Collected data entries
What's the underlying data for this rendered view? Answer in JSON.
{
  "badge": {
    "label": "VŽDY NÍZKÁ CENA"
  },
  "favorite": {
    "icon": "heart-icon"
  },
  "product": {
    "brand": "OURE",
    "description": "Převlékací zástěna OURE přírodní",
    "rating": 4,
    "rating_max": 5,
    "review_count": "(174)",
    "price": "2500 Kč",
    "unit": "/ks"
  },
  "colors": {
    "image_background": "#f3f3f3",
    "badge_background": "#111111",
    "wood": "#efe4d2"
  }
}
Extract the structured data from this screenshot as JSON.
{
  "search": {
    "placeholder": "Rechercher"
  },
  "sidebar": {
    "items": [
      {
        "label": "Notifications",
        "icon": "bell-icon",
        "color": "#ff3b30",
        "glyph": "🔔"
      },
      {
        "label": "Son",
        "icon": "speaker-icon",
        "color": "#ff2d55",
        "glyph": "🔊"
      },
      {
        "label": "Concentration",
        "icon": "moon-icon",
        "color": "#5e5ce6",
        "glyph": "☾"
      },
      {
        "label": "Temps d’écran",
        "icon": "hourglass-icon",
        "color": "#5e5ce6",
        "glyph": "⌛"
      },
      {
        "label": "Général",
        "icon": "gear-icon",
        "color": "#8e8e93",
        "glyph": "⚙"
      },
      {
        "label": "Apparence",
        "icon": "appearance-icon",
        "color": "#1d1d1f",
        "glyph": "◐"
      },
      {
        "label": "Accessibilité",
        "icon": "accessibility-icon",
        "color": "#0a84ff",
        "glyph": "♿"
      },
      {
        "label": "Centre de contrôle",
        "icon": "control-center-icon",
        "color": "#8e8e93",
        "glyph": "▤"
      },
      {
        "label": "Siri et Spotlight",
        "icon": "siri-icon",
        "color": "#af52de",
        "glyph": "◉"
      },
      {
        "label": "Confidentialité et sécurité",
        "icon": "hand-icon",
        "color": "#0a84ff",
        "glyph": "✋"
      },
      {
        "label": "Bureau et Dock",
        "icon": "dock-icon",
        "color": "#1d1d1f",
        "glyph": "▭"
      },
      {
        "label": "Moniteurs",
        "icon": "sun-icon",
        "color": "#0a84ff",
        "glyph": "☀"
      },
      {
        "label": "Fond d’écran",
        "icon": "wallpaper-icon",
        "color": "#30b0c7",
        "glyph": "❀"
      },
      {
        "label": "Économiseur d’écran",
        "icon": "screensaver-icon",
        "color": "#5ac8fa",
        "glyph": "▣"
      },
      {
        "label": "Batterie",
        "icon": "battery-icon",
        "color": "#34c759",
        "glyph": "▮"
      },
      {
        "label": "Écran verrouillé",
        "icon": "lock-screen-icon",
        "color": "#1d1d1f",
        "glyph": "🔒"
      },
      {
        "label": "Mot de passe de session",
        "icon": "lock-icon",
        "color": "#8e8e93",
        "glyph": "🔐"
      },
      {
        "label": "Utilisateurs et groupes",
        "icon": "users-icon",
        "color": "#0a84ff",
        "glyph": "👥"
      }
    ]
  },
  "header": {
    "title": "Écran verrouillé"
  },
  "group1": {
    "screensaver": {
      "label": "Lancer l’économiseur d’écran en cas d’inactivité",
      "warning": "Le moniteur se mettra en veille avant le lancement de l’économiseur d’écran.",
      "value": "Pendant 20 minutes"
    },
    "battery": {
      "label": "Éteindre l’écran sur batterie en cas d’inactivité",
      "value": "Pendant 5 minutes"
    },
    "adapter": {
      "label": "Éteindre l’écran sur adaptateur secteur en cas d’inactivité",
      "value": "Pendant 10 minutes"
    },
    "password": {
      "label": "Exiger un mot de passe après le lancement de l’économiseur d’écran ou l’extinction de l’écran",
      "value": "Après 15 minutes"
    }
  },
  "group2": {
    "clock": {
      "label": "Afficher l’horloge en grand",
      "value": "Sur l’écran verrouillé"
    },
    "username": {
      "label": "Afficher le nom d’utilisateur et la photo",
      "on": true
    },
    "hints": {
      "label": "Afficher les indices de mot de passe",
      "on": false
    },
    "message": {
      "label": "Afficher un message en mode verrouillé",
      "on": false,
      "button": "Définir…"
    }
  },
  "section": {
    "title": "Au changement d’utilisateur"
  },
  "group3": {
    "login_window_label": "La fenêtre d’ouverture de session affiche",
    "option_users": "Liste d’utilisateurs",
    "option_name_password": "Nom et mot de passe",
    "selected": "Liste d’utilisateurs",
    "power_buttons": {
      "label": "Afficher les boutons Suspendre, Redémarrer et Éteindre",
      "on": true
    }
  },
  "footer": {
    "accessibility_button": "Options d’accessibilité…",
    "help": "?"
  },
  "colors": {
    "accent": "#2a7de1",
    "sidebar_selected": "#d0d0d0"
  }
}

• **Set exercise**:
Copy each line of the records containing the string "passe".

• **Written solution**:
        "label": "Mot de passe de session",
      "label": "Exiger un mot de passe après le lancement de l’économiseur d’écran ou l’extinction de l’écran",
      "label": "Afficher les indices de mot de passe",
    "option_name_password": "Nom et mot de passe",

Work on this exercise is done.